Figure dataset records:

--- Begin ---

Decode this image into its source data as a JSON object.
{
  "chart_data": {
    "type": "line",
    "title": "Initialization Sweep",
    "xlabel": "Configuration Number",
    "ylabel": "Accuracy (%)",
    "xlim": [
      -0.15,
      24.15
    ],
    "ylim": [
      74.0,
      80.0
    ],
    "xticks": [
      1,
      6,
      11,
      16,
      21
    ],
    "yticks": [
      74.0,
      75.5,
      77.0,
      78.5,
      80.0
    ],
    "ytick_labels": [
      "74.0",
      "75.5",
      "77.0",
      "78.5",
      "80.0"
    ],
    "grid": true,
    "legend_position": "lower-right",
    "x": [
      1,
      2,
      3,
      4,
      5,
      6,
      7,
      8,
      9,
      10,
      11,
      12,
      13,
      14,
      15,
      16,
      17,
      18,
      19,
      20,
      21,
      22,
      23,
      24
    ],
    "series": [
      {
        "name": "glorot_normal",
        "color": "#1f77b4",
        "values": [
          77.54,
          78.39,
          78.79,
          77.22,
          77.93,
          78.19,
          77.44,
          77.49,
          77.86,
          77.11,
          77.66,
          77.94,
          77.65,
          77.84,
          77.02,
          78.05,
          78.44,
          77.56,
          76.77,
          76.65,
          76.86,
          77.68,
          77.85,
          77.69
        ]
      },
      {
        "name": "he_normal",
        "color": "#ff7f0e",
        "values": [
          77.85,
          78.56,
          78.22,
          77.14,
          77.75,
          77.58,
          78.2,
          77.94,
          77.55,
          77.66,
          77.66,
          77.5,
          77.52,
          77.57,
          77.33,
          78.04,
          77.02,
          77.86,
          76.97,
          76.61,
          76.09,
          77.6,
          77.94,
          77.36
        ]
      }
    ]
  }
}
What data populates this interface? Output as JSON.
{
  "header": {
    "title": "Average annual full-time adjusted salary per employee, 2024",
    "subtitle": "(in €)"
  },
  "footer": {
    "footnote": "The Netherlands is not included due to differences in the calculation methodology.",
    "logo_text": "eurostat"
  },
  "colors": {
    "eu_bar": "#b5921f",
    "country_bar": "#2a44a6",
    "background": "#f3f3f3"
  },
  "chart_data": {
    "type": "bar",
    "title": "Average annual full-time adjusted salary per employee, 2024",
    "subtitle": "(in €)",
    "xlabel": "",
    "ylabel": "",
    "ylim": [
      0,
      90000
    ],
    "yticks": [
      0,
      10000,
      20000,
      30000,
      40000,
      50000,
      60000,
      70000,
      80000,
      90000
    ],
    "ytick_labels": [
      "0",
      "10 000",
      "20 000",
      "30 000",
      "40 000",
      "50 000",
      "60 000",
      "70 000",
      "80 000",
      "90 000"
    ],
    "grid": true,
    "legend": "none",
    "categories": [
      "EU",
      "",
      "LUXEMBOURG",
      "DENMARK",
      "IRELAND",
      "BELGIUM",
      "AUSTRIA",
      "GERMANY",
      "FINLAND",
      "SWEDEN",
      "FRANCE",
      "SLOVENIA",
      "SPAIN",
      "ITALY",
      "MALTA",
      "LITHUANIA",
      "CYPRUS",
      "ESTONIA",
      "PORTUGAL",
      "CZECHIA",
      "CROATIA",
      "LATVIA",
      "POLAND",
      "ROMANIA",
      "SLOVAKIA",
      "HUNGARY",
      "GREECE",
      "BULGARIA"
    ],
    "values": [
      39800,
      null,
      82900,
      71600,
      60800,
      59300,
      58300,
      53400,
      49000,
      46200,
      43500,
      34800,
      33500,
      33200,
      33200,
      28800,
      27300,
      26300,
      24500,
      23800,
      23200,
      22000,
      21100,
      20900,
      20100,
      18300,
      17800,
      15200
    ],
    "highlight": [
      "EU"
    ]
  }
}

--- End ---

* [Brief] Write out the entries above once more, without altering anything.

* [Solved problem]
Decode this image into its source data as a JSON object.
{
  "chart_data": {
    "type": "line",
    "title": "Initialization Sweep",
    "xlabel": "Configuration Number",
    "ylabel": "Accuracy (%)",
    "xlim": [
      -0.15,
      24.15
    ],
    "ylim": [
      74.0,
      80.0
    ],
    "xticks": [
      1,
      6,
      11,
      16,
      21
    ],
    "yticks": [
      74.0,
      75.5,
      77.0,
      78.5,
      80.0
    ],
    "ytick_labels": [
      "74.0",
      "75.5",
      "77.0",
      "78.5",
      "80.0"
    ],
    "grid": true,
    "legend_position": "lower-right",
    "x": [
      1,
      2,
      3,
      4,
      5,
      6,
      7,
      8,
      9,
      10,
      11,
      12,
      13,
      14,
      15,
      16,
      17,
      18,
      19,
      20,
      21,
      22,
      23,
      24
    ],
    "series": [
      {
        "name": "glorot_normal",
        "color": "#1f77b4",
        "values": [
          77.54,
          78.39,
          78.79,
          77.22,
          77.93,
          78.19,
          77.44,
          77.49,
          77.86,
          77.11,
          77.66,
          77.94,
          77.65,
          77.84,
          77.02,
          78.05,
          78.44,
          77.56,
          76.77,
          76.65,
          76.86,
          77.68,
          77.85,
          77.69
        ]
      },
      {
        "name": "he_normal",
        "color": "#ff7f0e",
        "values": [
          77.85,
          78.56,
          78.22,
          77.14,
          77.75,
          77.58,
          78.2,
          77.94,
          77.55,
          77.66,
          77.66,
          77.5,
          77.52,
          77.57,
          77.33,
          78.04,
          77.02,
          77.86,
          76.97,
          76.61,
          76.09,
          77.6,
          77.94,
          77.36
        ]
      }
    ]
  }
}
What data populates this interface? Output as JSON.
{
  "header": {
    "title": "Average annual full-time adjusted salary per employee, 2024",
    "subtitle": "(in €)"
  },
  "footer": {
    "footnote": "The Netherlands is not included due to differences in the calculation methodology.",
    "logo_text": "eurostat"
  },
  "colors": {
    "eu_bar": "#b5921f",
    "country_bar": "#2a44a6",
    "background": "#f3f3f3"
  },
  "chart_data": {
    "type": "bar",
    "title": "Average annual full-time adjusted salary per employee, 2024",
    "subtitle": "(in €)",
    "xlabel": "",
    "ylabel": "",
    "ylim": [
      0,
      90000
    ],
    "yticks": [
      0,
      10000,
      20000,
      30000,
      40000,
      50000,
      60000,
      70000,
      80000,
      90000
    ],
    "ytick_labels": [
      "0",
      "10 000",
      "20 000",
      "30 000",
      "40 000",
      "50 000",
      "60 000",
      "70 000",
      "80 000",
      "90 000"
    ],
    "grid": true,
    "legend": "none",
    "categories": [
      "EU",
      "",
      "LUXEMBOURG",
      "DENMARK",
      "IRELAND",
      "BELGIUM",
      "AUSTRIA",
      "GERMANY",
      "FINLAND",
      "SWEDEN",
      "FRANCE",
      "SLOVENIA",
      "SPAIN",
      "ITALY",
      "MALTA",
      "LITHUANIA",
      "CYPRUS",
      "ESTONIA",
      "PORTUGAL",
      "CZECHIA",
      "CROATIA",
      "LATVIA",
      "POLAND",
      "ROMANIA",
      "SLOVAKIA",
      "HUNGARY",
      "GREECE",
      "BULGARIA"
    ],
    "values": [
      39800,
      null,
      82900,
      71600,
      60800,
      59300,
      58300,
      53400,
      49000,
      46200,
      43500,
      34800,
      33500,
      33200,
      33200,
      28800,
      27300,
      26300,
      24500,
      23800,
      23200,
      22000,
      21100,
      20900,
      20100,
      18300,
      17800,
      15200
    ],
    "highlight": [
      "EU"
    ]
  }
}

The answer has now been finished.